§ **TAREA A**
Copia tal cual la parte del texto sobre la película de Pialat que empieza en "Una mujer con" y termina en "a veces, pinta.".
§ **TAREA B**
Responde estas preguntas con lo que dice el texto sobre la película de Pialat:
(i) ¿En qué año hizo Maurice Pialat la película?
(ii) ¿De qué pintor es la habitación con volutas achampanadas?
(iii) ¿Qué parte de la vida del pintor cuenta la película?

§ **FRAGMENTO ELEGIDO**

--*--

En las riberas de los ríos, las estaciones de tren, las pensiones, las casas solariegas, las animadas carretas llenas de putas, en los campos y en las calles no se disciernen sus cuadros.
Quizás sí los de los otros.
Una mujer con un paraguas anuncia un Monet; una habitación con volutas achampanadas es de Morisot; más de un Millet se entrevé en tierras de labor aledañas al pueblo; una mesa dispuesta para tomar el chocolate de la tarde parece preparada para Matisse (es un decir, sería anacrónico); de un baile con mil rayos de sol atravesando los árboles surge la idea de un Seurat; pero apenas hay ningún Van Gogh.
La cámara de Maurice Pialat sólo registra las circunstancias y a un hombre que apura sus últimas contradicciones, se ensimisma más que piensa y, a veces, pinta.
La admirable película que en 1991 compuso el cineasta sobre el año final de la vida del pintor, no deja consecuentemente un resquicio para practicar ese ejercicio tan habitual al que se invita a los espectadores cuando se rememora la vida de un gran artista: vivir los instantes en que surge el genio.

--*--

§ **FRAGMENTOS DE ENTRADAS**
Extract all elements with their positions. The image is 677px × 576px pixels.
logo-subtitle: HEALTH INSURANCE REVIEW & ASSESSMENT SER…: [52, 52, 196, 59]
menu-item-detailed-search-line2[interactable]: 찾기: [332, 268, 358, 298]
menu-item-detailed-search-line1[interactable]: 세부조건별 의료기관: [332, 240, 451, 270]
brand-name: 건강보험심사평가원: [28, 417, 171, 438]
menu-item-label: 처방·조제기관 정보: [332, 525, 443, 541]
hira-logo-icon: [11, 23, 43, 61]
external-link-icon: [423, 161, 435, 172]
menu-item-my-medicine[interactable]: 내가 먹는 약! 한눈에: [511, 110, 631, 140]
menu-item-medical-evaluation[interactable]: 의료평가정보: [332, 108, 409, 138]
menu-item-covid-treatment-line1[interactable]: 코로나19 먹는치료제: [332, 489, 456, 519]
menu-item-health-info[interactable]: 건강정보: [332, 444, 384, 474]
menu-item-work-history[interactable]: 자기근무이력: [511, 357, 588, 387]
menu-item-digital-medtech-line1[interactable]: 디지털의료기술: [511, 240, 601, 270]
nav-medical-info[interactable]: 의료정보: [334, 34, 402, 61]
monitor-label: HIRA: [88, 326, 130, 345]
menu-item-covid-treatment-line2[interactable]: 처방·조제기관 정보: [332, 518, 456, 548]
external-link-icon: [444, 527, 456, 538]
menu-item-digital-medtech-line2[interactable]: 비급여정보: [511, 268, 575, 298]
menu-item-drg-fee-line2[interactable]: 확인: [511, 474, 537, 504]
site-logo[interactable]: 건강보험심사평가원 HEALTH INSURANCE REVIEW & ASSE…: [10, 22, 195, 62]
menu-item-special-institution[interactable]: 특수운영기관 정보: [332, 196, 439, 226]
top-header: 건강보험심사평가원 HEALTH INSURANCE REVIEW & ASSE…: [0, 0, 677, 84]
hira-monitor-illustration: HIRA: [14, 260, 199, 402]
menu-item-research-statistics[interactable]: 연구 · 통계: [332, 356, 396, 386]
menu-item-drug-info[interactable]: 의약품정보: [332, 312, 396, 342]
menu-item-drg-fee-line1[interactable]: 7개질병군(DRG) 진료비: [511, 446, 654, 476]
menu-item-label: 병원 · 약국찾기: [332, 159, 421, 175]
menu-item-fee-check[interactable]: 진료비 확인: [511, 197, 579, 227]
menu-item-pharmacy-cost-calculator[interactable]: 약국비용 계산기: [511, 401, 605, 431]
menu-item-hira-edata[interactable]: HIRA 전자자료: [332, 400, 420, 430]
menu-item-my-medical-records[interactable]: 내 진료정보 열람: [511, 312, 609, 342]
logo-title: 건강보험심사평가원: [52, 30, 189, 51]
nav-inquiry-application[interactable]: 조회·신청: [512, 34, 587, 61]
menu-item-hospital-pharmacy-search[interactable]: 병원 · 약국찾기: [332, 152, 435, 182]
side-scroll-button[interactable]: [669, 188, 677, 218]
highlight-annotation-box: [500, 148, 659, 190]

--*--

§ **RESPUESTA A**
Una mujer con un paraguas anuncia un Monet; una habitación con volutas achampanadas es de Morisot; más de un Millet se entrevé en tierras de labor aledañas al pueblo; una mesa dispuesta para tomar el chocolate de la tarde parece preparada para Matisse (es un decir, sería anacrónico); de un baile con mil rayos de sol atravesando los árboles surge la idea de un Seurat; pero apenas hay ningún Van Gogh.
La cámara de Maurice Pialat sólo registra las circunstancias y a un hombre que apura sus últimas contradicciones, se ensimisma más que piensa y, a veces, pinta.

§ **RESPUESTA B**
(i) En 1991.
(ii) De Morisot.
(iii) El año final de su vida.